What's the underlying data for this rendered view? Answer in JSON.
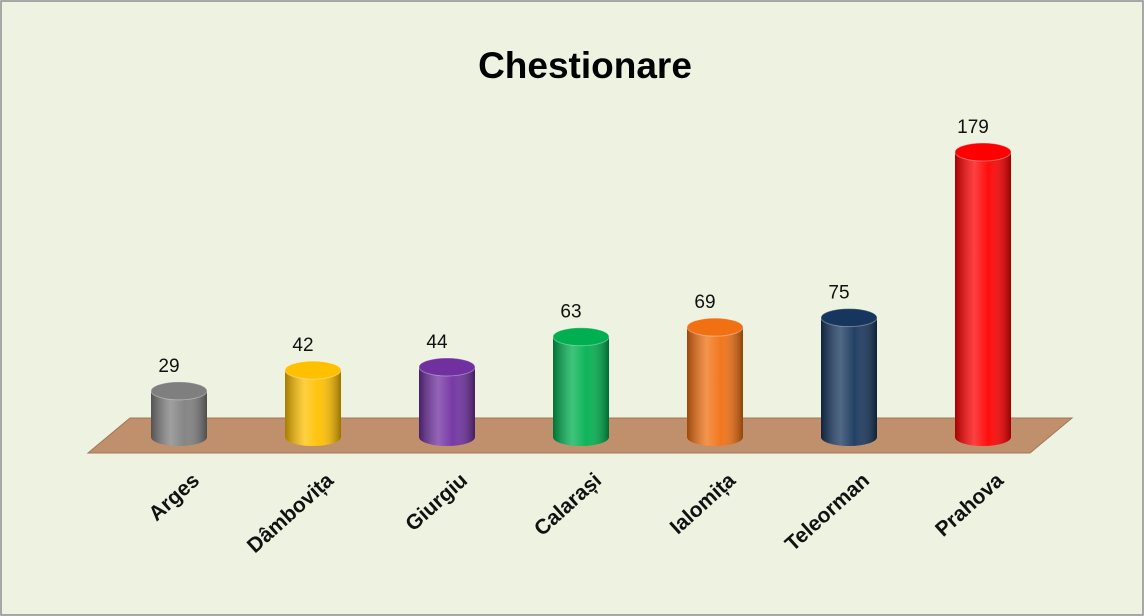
{
  "chart_data": {
    "type": "bar3d",
    "title": "Chestionare",
    "categories": [
      "Arges",
      "Dâmbovița",
      "Giurgiu",
      "Calarași",
      "Ialomița",
      "Teleorman",
      "Prahova"
    ],
    "values": [
      29,
      42,
      44,
      63,
      69,
      75,
      179
    ],
    "colors": [
      "#7f7f7f",
      "#ffc000",
      "#7030a0",
      "#00b050",
      "#f07012",
      "#17365d",
      "#ff0000"
    ],
    "floor_color": "#c0906c"
  }
}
* * * * *
→ WORK TO DO:
Omit the pictures, then quote the rest of the material above exactly.

→ SOLUTION FOR THIS TASK:
What's the underlying data for this rendered view? Answer in JSON.
{
  "chart_data": {
    "type": "bar3d",
    "title": "Chestionare",
    "categories": [
      "Arges",
      "Dâmbovița",
      "Giurgiu",
      "Calarași",
      "Ialomița",
      "Teleorman",
      "Prahova"
    ],
    "values": [
      29,
      42,
      44,
      63,
      69,
      75,
      179
    ],
    "colors": [
      "#7f7f7f",
      "#ffc000",
      "#7030a0",
      "#00b050",
      "#f07012",
      "#17365d",
      "#ff0000"
    ],
    "floor_color": "#c0906c"
  }
}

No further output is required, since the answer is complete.